Your task is to copy every line of this material exactly.

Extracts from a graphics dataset
========

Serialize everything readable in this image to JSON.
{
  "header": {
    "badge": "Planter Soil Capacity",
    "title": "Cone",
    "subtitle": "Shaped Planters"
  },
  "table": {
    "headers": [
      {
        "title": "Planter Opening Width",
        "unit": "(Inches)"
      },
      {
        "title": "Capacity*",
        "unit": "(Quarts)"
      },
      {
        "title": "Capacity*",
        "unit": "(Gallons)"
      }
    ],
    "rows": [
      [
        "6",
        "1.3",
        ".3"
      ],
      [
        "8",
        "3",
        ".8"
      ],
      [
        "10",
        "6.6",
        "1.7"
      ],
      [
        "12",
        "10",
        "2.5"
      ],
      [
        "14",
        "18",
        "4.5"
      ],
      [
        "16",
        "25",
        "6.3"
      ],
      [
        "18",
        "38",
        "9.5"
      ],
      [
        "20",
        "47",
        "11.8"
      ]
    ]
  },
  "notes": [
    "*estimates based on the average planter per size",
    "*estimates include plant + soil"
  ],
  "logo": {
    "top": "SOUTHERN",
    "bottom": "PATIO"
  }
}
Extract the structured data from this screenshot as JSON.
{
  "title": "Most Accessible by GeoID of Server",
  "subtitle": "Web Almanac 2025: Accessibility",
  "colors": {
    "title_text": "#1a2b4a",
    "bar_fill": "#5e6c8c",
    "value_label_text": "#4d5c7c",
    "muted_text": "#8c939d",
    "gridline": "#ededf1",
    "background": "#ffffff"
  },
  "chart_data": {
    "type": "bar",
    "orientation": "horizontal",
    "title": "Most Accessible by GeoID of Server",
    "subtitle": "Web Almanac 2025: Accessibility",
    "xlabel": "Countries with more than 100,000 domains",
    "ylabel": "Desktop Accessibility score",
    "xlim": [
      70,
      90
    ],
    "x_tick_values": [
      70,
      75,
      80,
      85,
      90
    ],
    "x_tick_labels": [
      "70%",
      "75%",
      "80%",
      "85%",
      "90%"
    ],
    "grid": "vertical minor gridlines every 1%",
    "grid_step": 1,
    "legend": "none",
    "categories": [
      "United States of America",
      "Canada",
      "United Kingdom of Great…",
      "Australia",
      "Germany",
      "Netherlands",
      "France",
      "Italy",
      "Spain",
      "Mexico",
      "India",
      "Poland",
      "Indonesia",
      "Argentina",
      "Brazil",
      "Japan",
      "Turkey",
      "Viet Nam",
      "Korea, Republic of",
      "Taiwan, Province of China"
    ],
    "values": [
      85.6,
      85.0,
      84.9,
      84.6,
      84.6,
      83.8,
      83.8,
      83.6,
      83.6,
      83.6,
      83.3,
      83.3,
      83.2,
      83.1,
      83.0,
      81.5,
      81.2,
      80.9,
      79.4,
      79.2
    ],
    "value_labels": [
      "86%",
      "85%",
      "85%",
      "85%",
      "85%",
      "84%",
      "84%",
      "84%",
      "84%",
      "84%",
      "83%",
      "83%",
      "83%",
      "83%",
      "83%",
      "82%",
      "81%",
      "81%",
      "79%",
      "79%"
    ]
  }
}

========

**RESULT OF THE EXERCISE**
Serialize everything readable in this image to JSON.
{
  "header": {
    "badge": "Planter Soil Capacity",
    "title": "Cone",
    "subtitle": "Shaped Planters"
  },
  "table": {
    "headers": [
      {
        "title": "Planter Opening Width",
        "unit": "(Inches)"
      },
      {
        "title": "Capacity*",
        "unit": "(Quarts)"
      },
      {
        "title": "Capacity*",
        "unit": "(Gallons)"
      }
    ],
    "rows": [
      [
        "6",
        "1.3",
        ".3"
      ],
      [
        "8",
        "3",
        ".8"
      ],
      [
        "10",
        "6.6",
        "1.7"
      ],
      [
        "12",
        "10",
        "2.5"
      ],
      [
        "14",
        "18",
        "4.5"
      ],
      [
        "16",
        "25",
        "6.3"
      ],
      [
        "18",
        "38",
        "9.5"
      ],
      [
        "20",
        "47",
        "11.8"
      ]
    ]
  },
  "notes": [
    "*estimates based on the average planter per size",
    "*estimates include plant + soil"
  ],
  "logo": {
    "top": "SOUTHERN",
    "bottom": "PATIO"
  }
}
Extract the structured data from this screenshot as JSON.
{
  "title": "Most Accessible by GeoID of Server",
  "subtitle": "Web Almanac 2025: Accessibility",
  "colors": {
    "title_text": "#1a2b4a",
    "bar_fill": "#5e6c8c",
    "value_label_text": "#4d5c7c",
    "muted_text": "#8c939d",
    "gridline": "#ededf1",
    "background": "#ffffff"
  },
  "chart_data": {
    "type": "bar",
    "orientation": "horizontal",
    "title": "Most Accessible by GeoID of Server",
    "subtitle": "Web Almanac 2025: Accessibility",
    "xlabel": "Countries with more than 100,000 domains",
    "ylabel": "Desktop Accessibility score",
    "xlim": [
      70,
      90
    ],
    "x_tick_values": [
      70,
      75,
      80,
      85,
      90
    ],
    "x_tick_labels": [
      "70%",
      "75%",
      "80%",
      "85%",
      "90%"
    ],
    "grid": "vertical minor gridlines every 1%",
    "grid_step": 1,
    "legend": "none",
    "categories": [
      "United States of America",
      "Canada",
      "United Kingdom of Great…",
      "Australia",
      "Germany",
      "Netherlands",
      "France",
      "Italy",
      "Spain",
      "Mexico",
      "India",
      "Poland",
      "Indonesia",
      "Argentina",
      "Brazil",
      "Japan",
      "Turkey",
      "Viet Nam",
      "Korea, Republic of",
      "Taiwan, Province of China"
    ],
    "values": [
      85.6,
      85.0,
      84.9,
      84.6,
      84.6,
      83.8,
      83.8,
      83.6,
      83.6,
      83.6,
      83.3,
      83.3,
      83.2,
      83.1,
      83.0,
      81.5,
      81.2,
      80.9,
      79.4,
      79.2
    ],
    "value_labels": [
      "86%",
      "85%",
      "85%",
      "85%",
      "85%",
      "84%",
      "84%",
      "84%",
      "84%",
      "84%",
      "83%",
      "83%",
      "83%",
      "83%",
      "83%",
      "82%",
      "81%",
      "81%",
      "79%",
      "79%"
    ]
  }
}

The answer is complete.